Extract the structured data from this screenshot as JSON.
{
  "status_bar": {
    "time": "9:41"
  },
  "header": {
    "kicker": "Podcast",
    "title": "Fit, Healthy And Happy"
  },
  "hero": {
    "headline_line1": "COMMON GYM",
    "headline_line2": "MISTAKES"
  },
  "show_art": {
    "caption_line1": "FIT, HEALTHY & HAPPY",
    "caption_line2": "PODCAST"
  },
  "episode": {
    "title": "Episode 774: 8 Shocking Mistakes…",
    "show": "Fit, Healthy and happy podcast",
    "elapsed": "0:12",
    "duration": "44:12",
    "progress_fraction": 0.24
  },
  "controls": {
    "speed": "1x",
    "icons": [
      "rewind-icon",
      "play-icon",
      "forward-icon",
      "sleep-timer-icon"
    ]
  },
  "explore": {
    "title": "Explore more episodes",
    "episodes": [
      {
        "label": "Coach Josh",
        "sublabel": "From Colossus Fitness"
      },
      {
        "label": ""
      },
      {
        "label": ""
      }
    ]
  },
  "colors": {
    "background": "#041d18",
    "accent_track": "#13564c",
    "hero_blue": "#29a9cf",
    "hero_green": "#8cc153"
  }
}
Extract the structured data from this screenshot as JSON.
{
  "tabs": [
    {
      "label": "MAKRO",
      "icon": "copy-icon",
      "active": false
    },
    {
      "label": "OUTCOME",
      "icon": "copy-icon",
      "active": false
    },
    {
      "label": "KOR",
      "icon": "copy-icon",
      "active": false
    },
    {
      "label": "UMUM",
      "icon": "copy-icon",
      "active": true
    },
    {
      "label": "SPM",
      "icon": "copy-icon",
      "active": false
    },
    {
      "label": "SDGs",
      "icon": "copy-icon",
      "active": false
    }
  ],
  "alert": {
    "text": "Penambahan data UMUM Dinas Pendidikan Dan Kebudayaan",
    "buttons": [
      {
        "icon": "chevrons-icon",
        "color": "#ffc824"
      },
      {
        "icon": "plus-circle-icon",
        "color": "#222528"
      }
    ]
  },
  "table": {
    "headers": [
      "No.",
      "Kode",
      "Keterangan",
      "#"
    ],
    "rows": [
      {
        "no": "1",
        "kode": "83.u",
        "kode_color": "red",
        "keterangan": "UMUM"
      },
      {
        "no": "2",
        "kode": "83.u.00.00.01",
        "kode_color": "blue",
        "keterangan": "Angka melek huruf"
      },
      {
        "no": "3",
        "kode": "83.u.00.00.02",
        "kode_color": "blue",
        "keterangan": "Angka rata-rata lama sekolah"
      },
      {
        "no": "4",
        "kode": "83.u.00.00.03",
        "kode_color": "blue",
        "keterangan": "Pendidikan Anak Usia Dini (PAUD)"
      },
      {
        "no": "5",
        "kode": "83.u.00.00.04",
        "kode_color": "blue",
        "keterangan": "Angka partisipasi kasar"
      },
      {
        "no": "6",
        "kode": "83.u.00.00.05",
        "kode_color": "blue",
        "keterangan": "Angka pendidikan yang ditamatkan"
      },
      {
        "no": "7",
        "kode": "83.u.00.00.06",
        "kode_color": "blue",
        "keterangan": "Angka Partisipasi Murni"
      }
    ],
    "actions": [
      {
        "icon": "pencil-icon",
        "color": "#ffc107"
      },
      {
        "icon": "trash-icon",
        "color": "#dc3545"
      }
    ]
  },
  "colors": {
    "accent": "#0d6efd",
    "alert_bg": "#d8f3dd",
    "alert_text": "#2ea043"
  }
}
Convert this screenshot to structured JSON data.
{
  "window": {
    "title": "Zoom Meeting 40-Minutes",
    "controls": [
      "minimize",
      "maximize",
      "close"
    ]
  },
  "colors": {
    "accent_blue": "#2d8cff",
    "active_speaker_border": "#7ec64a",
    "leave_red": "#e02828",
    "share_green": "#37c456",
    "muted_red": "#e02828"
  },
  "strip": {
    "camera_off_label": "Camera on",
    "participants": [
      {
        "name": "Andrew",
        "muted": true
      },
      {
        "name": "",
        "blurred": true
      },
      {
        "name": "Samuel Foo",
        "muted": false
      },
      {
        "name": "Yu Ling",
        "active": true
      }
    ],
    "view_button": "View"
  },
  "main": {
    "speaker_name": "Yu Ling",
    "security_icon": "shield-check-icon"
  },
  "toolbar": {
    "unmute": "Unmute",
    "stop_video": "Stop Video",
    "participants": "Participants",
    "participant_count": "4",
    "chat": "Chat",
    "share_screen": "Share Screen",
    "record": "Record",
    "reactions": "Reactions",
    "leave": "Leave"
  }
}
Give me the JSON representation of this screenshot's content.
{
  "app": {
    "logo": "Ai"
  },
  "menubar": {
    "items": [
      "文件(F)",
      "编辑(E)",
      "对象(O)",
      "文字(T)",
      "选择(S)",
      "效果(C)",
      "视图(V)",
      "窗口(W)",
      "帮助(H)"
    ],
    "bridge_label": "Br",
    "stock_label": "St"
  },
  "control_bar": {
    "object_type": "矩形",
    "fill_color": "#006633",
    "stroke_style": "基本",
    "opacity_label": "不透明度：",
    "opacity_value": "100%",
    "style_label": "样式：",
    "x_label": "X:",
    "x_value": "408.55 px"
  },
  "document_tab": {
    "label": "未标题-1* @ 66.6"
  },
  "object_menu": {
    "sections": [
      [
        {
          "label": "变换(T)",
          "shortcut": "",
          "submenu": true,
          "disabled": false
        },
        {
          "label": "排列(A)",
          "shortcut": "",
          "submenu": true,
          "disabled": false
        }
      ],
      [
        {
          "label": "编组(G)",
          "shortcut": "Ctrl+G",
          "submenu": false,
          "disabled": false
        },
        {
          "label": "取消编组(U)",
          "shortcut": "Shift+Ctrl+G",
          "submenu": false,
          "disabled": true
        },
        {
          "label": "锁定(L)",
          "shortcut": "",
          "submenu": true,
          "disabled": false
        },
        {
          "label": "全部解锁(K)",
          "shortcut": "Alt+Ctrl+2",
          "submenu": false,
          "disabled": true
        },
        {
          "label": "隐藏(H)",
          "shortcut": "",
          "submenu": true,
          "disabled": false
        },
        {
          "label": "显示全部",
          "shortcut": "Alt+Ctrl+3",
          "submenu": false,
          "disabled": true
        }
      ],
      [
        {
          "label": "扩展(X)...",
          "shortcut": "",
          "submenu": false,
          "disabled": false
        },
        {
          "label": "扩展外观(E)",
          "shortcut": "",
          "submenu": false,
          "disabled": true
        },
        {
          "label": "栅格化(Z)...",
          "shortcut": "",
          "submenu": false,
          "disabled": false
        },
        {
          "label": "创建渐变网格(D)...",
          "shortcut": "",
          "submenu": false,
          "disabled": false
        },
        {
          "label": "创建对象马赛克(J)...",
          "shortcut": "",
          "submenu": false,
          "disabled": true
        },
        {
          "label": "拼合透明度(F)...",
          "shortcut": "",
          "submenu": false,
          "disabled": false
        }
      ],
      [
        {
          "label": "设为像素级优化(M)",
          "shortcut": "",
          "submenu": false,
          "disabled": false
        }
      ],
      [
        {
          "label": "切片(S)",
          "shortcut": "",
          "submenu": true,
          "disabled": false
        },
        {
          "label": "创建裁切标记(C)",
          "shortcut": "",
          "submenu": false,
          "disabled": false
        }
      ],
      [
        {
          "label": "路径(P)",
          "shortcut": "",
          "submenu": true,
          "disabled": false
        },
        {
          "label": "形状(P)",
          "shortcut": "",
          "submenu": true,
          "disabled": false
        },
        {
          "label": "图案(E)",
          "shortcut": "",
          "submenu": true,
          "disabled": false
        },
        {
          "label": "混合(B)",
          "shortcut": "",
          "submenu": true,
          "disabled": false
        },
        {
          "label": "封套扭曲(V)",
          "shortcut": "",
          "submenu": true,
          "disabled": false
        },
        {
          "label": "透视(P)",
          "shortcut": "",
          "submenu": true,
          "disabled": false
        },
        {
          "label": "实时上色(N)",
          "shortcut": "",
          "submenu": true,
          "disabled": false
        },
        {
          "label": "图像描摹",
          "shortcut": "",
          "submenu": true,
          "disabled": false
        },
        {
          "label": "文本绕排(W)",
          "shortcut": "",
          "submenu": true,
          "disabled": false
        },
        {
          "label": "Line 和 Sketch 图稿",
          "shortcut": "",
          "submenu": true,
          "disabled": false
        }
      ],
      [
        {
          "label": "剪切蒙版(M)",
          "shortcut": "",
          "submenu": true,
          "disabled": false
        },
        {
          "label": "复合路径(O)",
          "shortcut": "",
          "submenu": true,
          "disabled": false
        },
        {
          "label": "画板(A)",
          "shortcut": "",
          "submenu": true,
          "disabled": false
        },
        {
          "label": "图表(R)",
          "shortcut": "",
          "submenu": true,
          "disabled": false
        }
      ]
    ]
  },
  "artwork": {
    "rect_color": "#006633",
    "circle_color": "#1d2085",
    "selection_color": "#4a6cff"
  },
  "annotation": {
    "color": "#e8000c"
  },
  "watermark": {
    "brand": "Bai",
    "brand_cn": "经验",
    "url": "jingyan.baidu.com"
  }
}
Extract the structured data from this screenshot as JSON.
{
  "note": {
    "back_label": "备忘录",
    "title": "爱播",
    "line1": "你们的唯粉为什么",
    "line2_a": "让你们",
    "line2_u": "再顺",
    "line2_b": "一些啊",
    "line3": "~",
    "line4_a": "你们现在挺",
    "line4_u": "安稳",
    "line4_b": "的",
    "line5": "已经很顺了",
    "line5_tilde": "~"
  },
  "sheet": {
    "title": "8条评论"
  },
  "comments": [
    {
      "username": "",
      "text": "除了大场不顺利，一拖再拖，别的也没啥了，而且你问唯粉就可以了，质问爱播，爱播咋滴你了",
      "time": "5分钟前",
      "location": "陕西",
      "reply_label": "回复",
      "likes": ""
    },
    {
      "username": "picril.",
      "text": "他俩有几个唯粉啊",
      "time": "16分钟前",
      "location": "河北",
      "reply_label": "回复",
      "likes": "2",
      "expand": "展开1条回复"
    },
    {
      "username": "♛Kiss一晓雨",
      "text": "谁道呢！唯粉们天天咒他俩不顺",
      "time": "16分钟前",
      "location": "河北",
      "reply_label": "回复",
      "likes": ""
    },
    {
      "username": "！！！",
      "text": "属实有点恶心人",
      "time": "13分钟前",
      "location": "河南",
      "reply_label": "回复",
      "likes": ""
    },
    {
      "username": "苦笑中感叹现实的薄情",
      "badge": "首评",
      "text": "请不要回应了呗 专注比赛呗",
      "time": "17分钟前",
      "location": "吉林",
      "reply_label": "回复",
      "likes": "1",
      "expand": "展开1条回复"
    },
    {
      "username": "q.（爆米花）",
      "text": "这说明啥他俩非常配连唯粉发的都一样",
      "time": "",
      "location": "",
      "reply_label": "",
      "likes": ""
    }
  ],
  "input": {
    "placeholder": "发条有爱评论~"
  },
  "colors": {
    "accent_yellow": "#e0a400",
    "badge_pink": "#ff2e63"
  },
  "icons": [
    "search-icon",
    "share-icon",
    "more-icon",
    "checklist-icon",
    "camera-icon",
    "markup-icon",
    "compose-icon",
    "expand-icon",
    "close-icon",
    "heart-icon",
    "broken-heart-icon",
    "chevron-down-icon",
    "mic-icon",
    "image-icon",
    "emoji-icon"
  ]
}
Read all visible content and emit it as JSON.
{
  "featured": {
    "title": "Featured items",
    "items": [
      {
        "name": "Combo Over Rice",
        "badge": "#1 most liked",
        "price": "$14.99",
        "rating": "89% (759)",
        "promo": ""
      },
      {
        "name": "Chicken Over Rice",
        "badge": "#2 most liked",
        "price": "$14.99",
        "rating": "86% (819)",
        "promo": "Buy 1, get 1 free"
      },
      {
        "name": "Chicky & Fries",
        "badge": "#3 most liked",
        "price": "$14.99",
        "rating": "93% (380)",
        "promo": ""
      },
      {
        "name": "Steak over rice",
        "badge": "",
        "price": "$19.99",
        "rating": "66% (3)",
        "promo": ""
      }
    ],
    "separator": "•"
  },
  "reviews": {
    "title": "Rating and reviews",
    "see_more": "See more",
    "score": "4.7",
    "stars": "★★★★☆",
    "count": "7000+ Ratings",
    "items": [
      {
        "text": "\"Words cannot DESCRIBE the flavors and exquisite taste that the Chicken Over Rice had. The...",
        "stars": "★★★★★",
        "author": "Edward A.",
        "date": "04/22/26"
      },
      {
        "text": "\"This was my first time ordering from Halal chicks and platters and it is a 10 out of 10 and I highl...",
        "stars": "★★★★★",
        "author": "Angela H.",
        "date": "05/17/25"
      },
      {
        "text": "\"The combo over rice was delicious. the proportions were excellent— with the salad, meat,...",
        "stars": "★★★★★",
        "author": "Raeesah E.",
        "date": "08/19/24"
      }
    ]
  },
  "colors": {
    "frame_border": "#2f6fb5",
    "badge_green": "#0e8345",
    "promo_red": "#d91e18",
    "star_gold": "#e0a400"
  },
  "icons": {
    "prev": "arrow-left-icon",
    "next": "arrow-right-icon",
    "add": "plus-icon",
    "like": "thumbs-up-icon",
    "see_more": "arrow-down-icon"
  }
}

-------

[Required work] Of all the lines above, how many contain the word "liked"? Give the number and nothing else.

[Complete output] 3